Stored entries
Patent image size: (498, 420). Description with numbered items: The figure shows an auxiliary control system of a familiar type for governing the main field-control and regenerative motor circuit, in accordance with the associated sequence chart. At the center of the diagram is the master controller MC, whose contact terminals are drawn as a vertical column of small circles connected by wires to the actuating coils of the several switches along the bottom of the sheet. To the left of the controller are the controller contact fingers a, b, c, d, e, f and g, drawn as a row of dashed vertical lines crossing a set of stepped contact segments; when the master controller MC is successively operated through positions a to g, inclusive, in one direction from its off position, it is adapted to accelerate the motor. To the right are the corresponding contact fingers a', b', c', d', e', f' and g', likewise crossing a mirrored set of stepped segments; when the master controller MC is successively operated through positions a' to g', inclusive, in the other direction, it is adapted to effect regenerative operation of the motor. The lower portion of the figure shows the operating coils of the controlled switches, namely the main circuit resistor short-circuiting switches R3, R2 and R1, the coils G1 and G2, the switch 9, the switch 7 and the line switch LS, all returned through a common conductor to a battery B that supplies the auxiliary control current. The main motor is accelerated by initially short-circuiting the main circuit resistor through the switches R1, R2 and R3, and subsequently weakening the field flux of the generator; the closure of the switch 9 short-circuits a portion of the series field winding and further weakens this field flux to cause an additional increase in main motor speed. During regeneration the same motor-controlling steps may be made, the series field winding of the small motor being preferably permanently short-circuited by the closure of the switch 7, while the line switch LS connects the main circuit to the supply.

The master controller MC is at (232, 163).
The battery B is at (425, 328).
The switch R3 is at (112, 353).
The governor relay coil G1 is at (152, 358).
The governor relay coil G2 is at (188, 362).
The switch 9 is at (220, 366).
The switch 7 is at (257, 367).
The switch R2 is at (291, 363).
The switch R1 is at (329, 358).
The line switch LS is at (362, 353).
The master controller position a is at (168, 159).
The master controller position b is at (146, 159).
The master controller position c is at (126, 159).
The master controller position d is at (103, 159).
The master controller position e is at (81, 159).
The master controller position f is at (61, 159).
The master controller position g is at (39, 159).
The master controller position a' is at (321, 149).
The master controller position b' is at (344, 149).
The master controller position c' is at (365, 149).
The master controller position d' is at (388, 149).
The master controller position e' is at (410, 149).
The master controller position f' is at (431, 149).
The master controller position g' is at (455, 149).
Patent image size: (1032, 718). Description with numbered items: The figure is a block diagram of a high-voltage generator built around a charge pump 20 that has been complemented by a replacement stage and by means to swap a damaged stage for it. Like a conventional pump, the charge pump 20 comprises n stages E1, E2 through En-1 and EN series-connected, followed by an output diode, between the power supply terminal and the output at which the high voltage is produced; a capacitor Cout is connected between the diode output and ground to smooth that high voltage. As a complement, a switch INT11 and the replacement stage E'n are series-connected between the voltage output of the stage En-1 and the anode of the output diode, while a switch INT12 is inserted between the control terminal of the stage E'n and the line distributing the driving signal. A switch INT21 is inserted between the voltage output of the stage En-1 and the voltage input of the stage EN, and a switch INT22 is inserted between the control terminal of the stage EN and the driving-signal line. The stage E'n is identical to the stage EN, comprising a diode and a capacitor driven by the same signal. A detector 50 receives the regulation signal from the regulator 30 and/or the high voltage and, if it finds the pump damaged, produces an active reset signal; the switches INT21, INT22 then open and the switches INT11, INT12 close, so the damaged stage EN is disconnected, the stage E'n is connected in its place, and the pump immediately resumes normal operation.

Requirement: Copy the items above word for word, keeping every line as it appears.

Response to this exercise:
Patent image size: (498, 420). Description with numbered items: The figure shows an auxiliary control system of a familiar type for governing the main field-control and regenerative motor circuit, in accordance with the associated sequence chart. At the center of the diagram is the master controller MC, whose contact terminals are drawn as a vertical column of small circles connected by wires to the actuating coils of the several switches along the bottom of the sheet. To the left of the controller are the controller contact fingers a, b, c, d, e, f and g, drawn as a row of dashed vertical lines crossing a set of stepped contact segments; when the master controller MC is successively operated through positions a to g, inclusive, in one direction from its off position, it is adapted to accelerate the motor. To the right are the corresponding contact fingers a', b', c', d', e', f' and g', likewise crossing a mirrored set of stepped segments; when the master controller MC is successively operated through positions a' to g', inclusive, in the other direction, it is adapted to effect regenerative operation of the motor. The lower portion of the figure shows the operating coils of the controlled switches, namely the main circuit resistor short-circuiting switches R3, R2 and R1, the coils G1 and G2, the switch 9, the switch 7 and the line switch LS, all returned through a common conductor to a battery B that supplies the auxiliary control current. The main motor is accelerated by initially short-circuiting the main circuit resistor through the switches R1, R2 and R3, and subsequently weakening the field flux of the generator; the closure of the switch 9 short-circuits a portion of the series field winding and further weakens this field flux to cause an additional increase in main motor speed. During regeneration the same motor-controlling steps may be made, the series field winding of the small motor being preferably permanently short-circuited by the closure of the switch 7, while the line switch LS connects the main circuit to the supply.

The master controller MC is at (232, 163).
The battery B is at (425, 328).
The switch R3 is at (112, 353).
The governor relay coil G1 is at (152, 358).
The governor relay coil G2 is at (188, 362).
The switch 9 is at (220, 366).
The switch 7 is at (257, 367).
The switch R2 is at (291, 363).
The switch R1 is at (329, 358).
The line switch LS is at (362, 353).
The master controller position a is at (168, 159).
The master controller position b is at (146, 159).
The master controller position c is at (126, 159).
The master controller position d is at (103, 159).
The master controller position e is at (81, 159).
The master controller position f is at (61, 159).
The master controller position g is at (39, 159).
The master controller position a' is at (321, 149).
The master controller position b' is at (344, 149).
The master controller position c' is at (365, 149).
The master controller position d' is at (388, 149).
The master controller position e' is at (410, 149).
The master controller position f' is at (431, 149).
The master controller position g' is at (455, 149).
Patent image size: (1032, 718). Description with numbered items: The figure is a block diagram of a high-voltage generator built around a charge pump 20 that has been complemented by a replacement stage and by means to swap a damaged stage for it. Like a conventional pump, the charge pump 20 comprises n stages E1, E2 through En-1 and EN series-connected, followed by an output diode, between the power supply terminal and the output at which the high voltage is produced; a capacitor Cout is connected between the diode output and ground to smooth that high voltage. As a complement, a switch INT11 and the replacement stage E'n are series-connected between the voltage output of the stage En-1 and the anode of the output diode, while a switch INT12 is inserted between the control terminal of the stage E'n and the line distributing the driving signal. A switch INT21 is inserted between the voltage output of the stage En-1 and the voltage input of the stage EN, and a switch INT22 is inserted between the control terminal of the stage EN and the driving-signal line. The stage E'n is identical to the stage EN, comprising a diode and a capacitor driven by the same signal. A detector 50 receives the regulation signal from the regulator 30 and/or the high voltage and, if it finds the pump damaged, produces an active reset signal; the switches INT21, INT22 then open and the switches INT11, INT12 close, so the damaged stage EN is disconnected, the stage E'n is connected in its place, and the pump immediately resumes normal operation.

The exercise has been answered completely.